[Dataset records]
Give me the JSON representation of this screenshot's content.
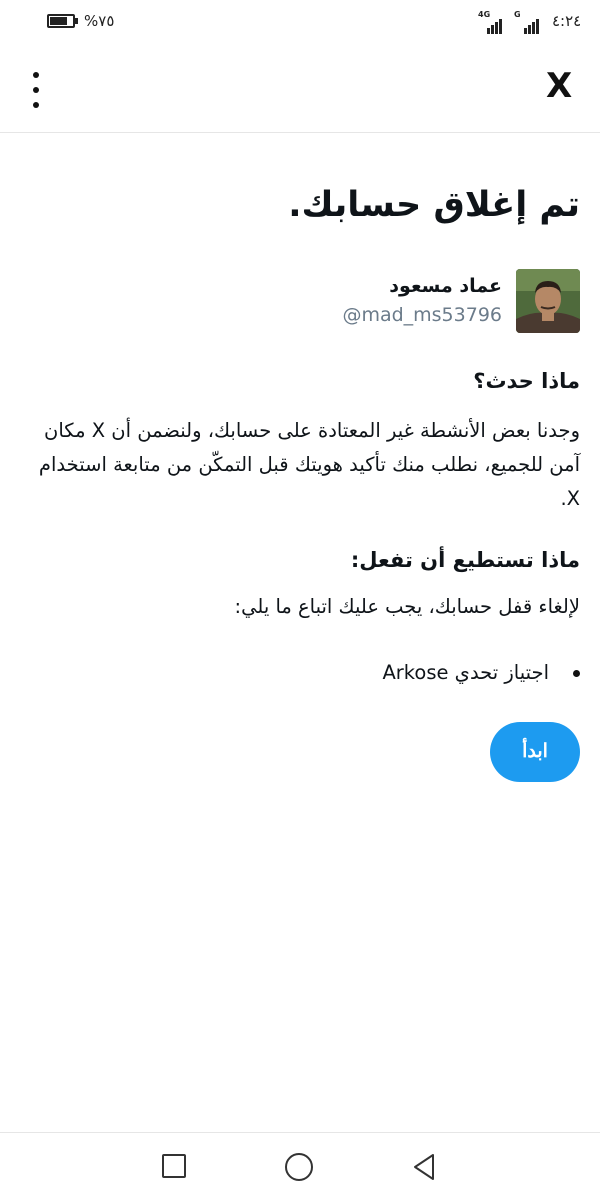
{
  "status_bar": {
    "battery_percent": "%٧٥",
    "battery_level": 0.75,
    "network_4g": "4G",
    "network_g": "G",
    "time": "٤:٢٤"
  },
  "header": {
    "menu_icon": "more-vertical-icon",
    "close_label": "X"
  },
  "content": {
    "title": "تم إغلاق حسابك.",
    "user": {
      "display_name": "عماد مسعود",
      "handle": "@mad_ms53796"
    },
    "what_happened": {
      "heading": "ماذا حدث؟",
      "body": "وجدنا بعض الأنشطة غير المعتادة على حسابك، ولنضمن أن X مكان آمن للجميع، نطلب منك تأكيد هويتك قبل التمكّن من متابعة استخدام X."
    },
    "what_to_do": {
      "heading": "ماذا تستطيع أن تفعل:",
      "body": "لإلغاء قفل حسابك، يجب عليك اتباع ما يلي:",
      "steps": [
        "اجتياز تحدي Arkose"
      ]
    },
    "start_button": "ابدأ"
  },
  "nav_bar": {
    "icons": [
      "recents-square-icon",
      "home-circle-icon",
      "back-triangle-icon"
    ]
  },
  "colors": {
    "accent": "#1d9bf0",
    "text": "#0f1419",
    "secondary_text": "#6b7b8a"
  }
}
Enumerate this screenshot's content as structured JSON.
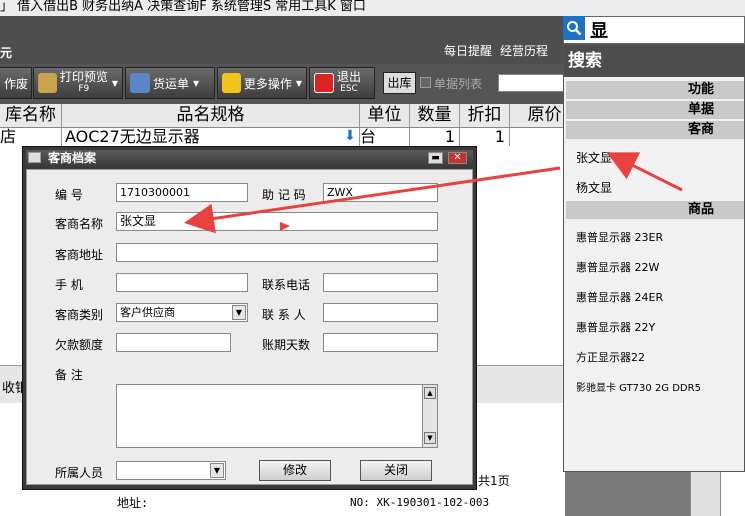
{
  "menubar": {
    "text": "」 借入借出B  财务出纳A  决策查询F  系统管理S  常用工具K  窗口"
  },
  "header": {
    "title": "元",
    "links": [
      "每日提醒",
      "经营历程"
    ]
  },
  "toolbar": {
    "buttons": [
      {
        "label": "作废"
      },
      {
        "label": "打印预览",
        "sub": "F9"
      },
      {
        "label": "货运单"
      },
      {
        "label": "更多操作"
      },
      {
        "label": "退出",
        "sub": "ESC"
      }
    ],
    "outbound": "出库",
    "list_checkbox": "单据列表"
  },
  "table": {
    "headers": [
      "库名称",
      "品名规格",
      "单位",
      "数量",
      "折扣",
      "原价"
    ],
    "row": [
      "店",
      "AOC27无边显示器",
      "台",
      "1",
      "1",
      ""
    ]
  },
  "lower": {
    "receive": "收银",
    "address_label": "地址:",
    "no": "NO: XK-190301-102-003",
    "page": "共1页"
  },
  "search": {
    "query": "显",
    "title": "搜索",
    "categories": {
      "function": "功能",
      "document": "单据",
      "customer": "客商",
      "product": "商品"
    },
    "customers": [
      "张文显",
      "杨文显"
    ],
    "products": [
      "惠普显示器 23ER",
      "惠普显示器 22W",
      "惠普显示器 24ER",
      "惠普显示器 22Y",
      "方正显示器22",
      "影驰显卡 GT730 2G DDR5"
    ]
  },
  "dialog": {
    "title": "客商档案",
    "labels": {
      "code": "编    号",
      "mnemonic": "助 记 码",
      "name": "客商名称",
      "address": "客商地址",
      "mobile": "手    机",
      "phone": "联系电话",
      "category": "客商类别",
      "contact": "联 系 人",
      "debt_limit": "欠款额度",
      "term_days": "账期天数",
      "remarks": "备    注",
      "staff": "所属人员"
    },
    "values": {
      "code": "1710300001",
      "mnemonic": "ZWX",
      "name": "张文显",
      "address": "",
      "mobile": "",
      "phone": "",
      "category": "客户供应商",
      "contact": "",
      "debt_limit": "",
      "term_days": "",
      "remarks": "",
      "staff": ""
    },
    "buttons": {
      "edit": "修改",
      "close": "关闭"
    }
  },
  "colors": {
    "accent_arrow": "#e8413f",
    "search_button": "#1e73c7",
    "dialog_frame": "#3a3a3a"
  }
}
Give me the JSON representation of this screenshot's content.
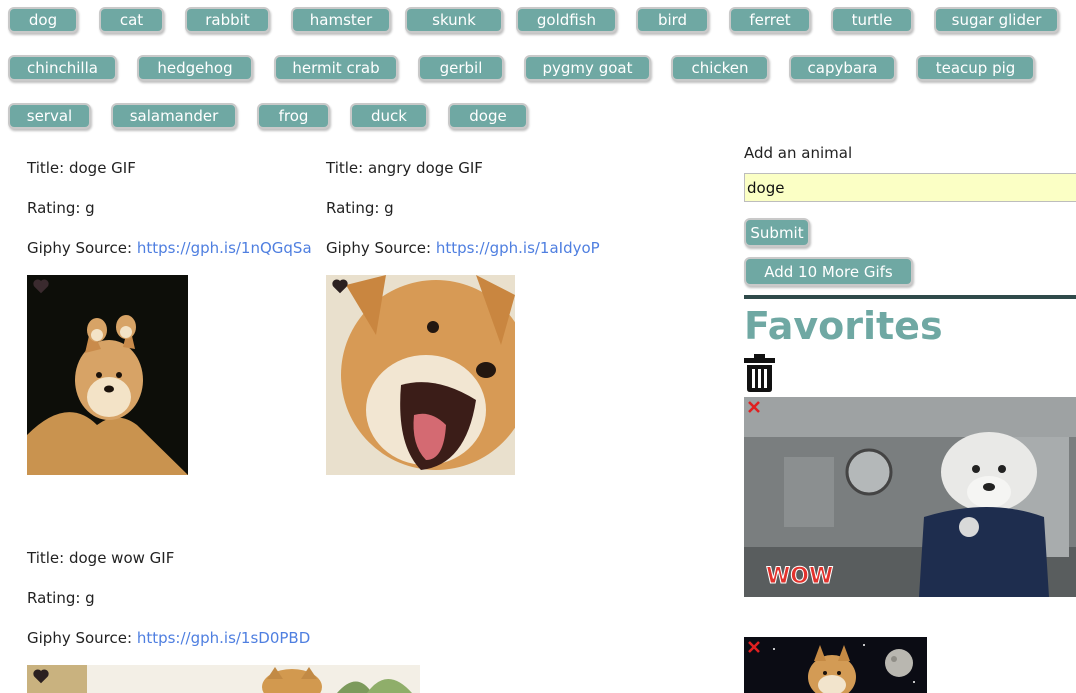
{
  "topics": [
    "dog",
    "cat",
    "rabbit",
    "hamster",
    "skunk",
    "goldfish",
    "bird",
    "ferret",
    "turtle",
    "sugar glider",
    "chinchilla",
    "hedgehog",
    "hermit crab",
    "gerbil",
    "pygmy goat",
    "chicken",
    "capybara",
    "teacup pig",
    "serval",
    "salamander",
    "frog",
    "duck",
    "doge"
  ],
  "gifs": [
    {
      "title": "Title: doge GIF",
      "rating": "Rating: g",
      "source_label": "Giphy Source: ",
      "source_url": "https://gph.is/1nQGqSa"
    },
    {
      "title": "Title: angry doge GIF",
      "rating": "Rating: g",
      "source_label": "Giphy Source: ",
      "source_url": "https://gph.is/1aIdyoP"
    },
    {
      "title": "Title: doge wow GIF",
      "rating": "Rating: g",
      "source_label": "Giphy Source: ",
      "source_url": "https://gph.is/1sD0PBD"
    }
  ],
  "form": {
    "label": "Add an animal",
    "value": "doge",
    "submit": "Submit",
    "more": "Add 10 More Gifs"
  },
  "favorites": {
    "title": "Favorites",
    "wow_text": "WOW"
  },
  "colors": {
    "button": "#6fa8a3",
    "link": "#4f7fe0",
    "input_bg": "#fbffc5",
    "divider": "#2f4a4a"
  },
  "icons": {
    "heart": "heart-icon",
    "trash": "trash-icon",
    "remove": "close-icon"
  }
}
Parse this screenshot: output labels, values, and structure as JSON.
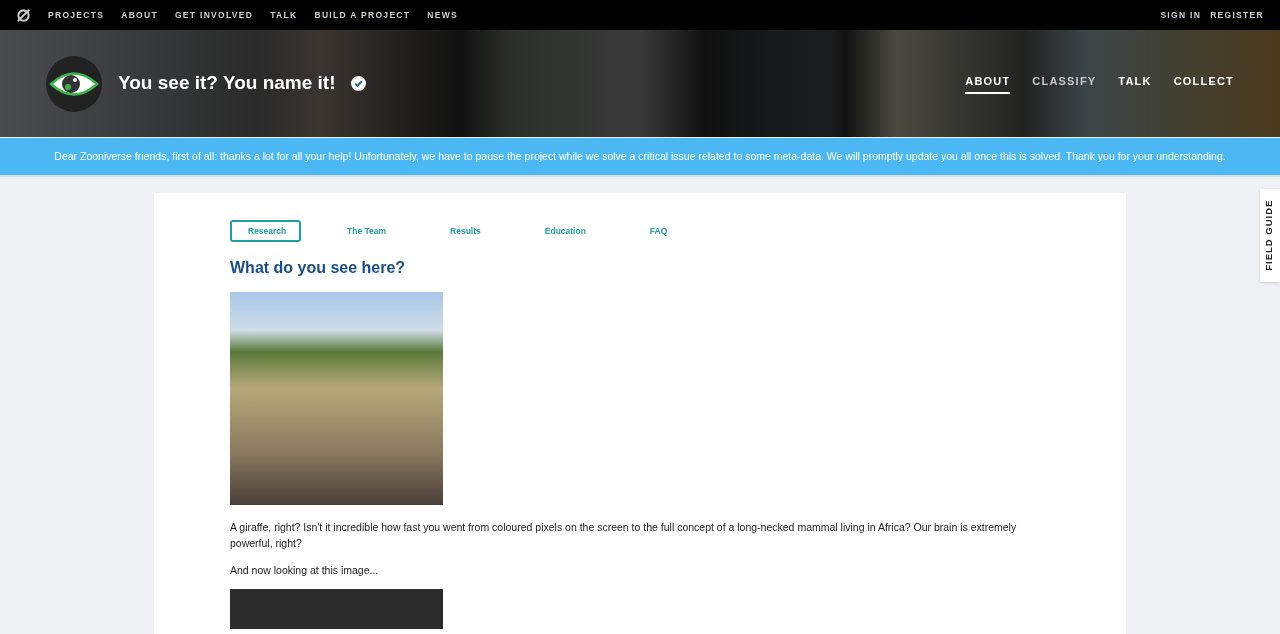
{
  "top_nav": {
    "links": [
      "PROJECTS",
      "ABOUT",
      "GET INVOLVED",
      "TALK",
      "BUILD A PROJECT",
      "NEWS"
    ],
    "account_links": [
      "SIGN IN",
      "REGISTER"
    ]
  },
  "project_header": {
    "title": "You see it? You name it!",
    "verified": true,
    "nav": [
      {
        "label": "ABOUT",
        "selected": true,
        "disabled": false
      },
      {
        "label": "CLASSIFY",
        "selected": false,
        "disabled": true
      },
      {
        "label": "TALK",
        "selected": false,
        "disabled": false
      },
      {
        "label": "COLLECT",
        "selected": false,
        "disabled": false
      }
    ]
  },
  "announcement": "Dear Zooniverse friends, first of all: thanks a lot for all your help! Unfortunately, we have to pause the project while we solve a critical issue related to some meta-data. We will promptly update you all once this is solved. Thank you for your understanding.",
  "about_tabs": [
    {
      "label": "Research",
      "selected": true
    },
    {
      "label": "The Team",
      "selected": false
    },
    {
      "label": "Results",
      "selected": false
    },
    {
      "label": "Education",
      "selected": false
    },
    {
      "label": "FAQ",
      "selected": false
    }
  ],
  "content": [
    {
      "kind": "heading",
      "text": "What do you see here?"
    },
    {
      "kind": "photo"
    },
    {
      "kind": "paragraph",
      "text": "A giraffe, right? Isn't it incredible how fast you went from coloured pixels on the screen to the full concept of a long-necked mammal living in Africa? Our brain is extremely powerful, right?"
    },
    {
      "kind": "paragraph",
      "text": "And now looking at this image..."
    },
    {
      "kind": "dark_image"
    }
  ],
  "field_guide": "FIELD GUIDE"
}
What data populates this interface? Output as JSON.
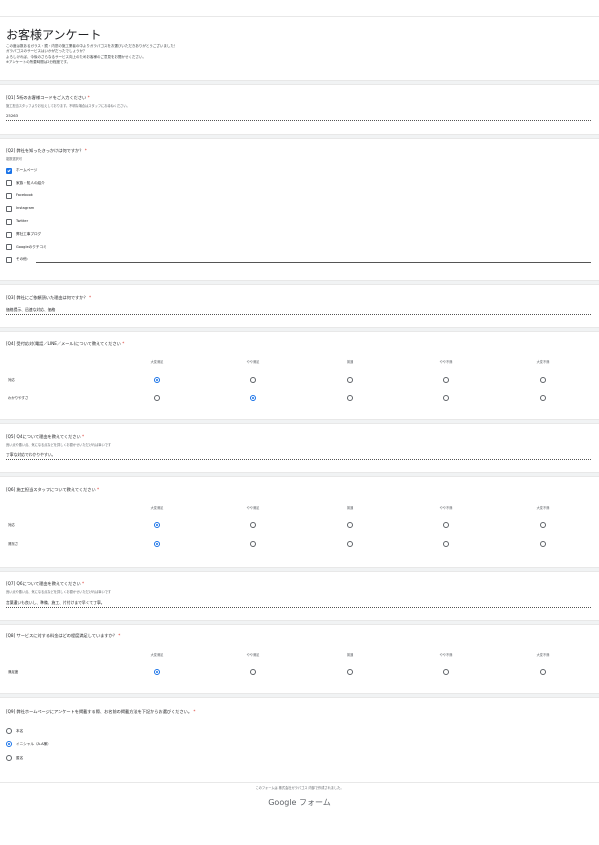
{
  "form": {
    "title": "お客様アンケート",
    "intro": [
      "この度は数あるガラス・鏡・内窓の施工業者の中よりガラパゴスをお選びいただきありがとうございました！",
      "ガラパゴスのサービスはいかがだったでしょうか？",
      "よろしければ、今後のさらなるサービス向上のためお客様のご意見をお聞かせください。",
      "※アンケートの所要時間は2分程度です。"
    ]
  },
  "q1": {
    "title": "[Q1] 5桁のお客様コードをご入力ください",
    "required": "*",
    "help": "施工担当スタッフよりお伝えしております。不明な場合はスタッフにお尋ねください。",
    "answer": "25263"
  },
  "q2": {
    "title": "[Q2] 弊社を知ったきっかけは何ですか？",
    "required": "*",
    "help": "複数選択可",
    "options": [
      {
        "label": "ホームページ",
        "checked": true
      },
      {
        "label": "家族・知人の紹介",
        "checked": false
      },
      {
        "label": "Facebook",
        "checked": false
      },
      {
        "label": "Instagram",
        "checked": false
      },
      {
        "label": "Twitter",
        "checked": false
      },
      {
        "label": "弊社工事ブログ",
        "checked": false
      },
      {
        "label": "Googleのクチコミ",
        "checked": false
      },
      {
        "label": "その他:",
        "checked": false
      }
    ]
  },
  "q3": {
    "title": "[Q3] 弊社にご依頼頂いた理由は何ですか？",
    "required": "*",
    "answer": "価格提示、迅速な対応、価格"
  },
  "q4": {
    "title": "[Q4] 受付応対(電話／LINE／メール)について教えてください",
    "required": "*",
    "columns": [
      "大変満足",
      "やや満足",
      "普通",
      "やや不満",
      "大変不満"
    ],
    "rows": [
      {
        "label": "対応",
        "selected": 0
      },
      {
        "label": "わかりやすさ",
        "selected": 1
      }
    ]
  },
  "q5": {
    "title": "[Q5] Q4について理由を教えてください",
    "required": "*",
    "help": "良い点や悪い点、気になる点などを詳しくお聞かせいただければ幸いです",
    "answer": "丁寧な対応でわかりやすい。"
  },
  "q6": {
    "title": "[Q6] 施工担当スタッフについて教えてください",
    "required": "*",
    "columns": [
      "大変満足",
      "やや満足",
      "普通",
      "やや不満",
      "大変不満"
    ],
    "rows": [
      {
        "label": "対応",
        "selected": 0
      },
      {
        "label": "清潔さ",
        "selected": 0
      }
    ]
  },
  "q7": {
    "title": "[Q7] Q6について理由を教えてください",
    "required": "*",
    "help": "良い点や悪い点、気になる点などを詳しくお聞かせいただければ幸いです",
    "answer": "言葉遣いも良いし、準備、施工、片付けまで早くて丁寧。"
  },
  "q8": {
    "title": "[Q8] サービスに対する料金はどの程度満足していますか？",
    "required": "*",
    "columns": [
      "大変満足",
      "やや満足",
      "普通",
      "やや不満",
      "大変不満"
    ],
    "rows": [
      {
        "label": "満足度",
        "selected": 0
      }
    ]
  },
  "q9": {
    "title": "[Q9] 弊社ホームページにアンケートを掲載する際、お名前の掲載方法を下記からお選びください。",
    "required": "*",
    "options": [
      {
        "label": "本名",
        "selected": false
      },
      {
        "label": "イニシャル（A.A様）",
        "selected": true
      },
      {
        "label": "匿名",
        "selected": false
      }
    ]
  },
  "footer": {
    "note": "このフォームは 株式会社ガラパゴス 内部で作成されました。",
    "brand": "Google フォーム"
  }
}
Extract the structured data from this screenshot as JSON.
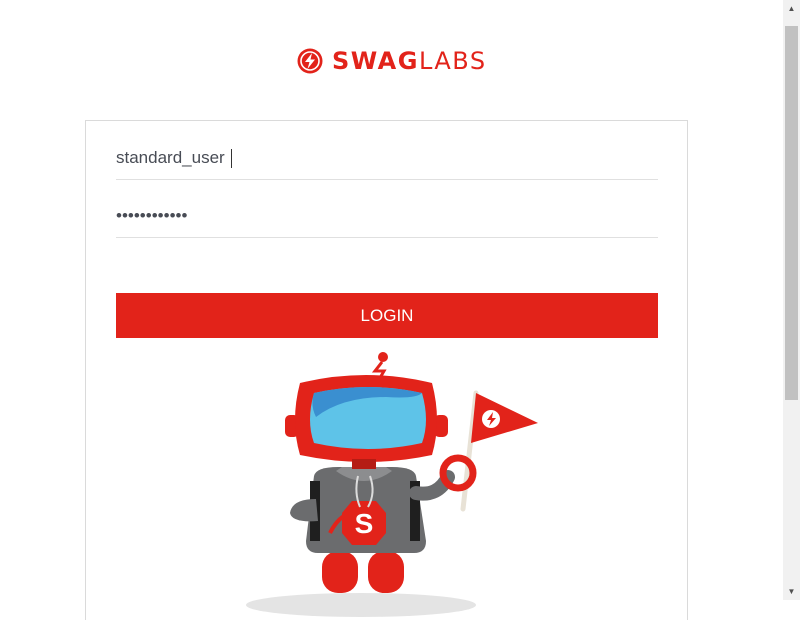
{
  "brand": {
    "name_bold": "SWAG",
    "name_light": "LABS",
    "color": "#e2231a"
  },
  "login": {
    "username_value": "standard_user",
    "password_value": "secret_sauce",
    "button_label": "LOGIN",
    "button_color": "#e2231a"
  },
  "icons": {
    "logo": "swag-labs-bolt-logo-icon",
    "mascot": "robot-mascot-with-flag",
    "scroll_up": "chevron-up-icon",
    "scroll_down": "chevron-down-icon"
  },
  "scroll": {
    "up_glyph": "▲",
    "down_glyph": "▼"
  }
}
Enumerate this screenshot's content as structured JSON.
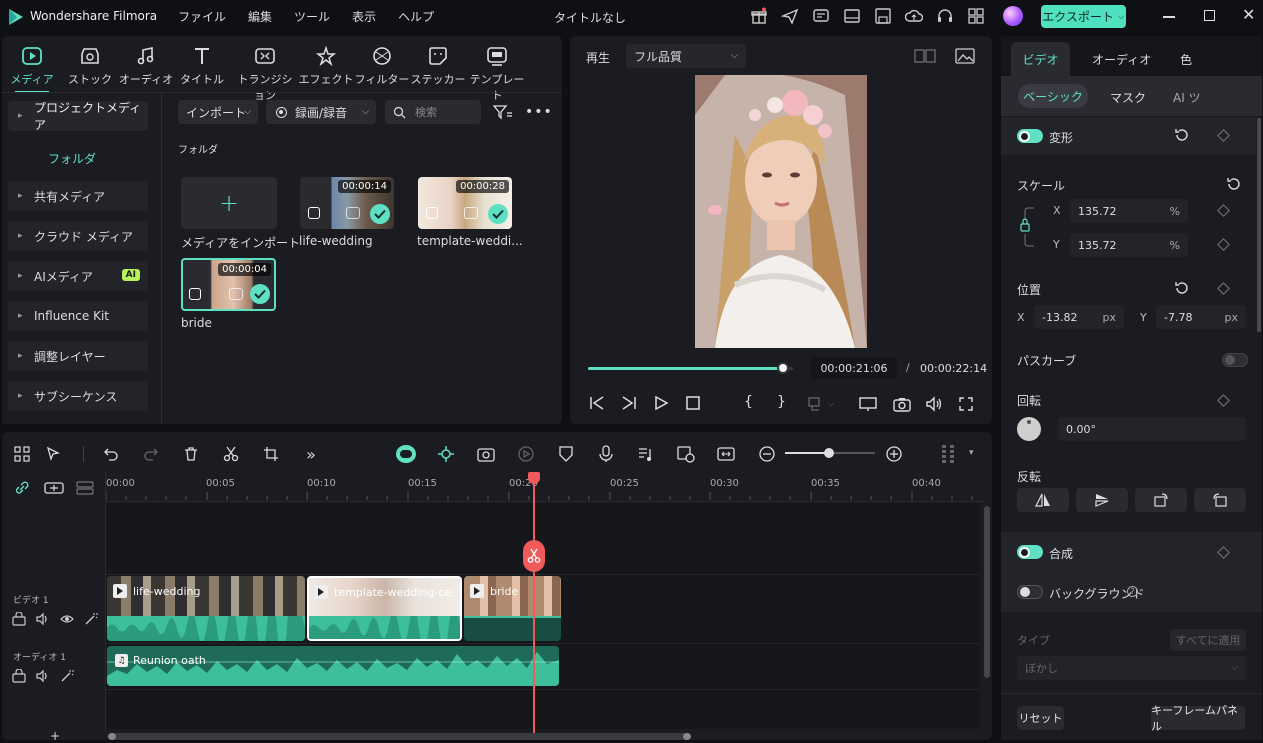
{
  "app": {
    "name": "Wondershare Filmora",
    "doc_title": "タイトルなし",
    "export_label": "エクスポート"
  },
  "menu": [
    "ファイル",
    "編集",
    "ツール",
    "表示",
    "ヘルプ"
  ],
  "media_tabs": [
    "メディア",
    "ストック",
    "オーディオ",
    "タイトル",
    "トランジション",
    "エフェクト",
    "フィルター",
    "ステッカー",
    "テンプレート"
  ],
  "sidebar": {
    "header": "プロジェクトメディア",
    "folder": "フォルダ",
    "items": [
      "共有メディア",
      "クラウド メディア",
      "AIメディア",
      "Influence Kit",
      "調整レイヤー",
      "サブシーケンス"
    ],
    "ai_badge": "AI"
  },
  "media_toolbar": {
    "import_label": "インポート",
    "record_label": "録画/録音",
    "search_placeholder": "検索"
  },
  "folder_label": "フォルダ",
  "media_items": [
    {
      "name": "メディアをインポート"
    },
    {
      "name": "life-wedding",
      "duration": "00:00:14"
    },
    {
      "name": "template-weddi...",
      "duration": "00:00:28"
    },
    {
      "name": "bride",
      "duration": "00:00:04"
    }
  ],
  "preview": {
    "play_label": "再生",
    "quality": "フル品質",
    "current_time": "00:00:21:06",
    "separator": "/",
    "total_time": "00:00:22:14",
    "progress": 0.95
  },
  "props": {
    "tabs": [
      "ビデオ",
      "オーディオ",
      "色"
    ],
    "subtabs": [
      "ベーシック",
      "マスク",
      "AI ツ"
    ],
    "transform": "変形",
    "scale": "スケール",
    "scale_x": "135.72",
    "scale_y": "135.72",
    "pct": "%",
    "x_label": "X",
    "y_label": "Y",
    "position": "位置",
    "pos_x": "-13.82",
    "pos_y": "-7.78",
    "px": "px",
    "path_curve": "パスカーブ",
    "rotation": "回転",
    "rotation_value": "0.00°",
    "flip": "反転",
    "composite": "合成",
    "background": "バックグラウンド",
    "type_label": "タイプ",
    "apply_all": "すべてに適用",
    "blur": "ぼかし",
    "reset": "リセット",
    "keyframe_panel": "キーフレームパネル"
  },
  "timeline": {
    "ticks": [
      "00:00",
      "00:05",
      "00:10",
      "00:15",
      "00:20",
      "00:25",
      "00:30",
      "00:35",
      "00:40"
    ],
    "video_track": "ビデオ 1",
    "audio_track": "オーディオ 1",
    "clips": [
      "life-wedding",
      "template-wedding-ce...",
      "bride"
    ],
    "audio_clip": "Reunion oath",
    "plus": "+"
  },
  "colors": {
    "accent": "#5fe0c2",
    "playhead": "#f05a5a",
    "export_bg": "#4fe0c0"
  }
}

#### [WRITTEN EXERCISE]
Count every line in the preceding entries where the string "doge" appears, then state only the total.

#### [RESULT FOR THIS TASK]
5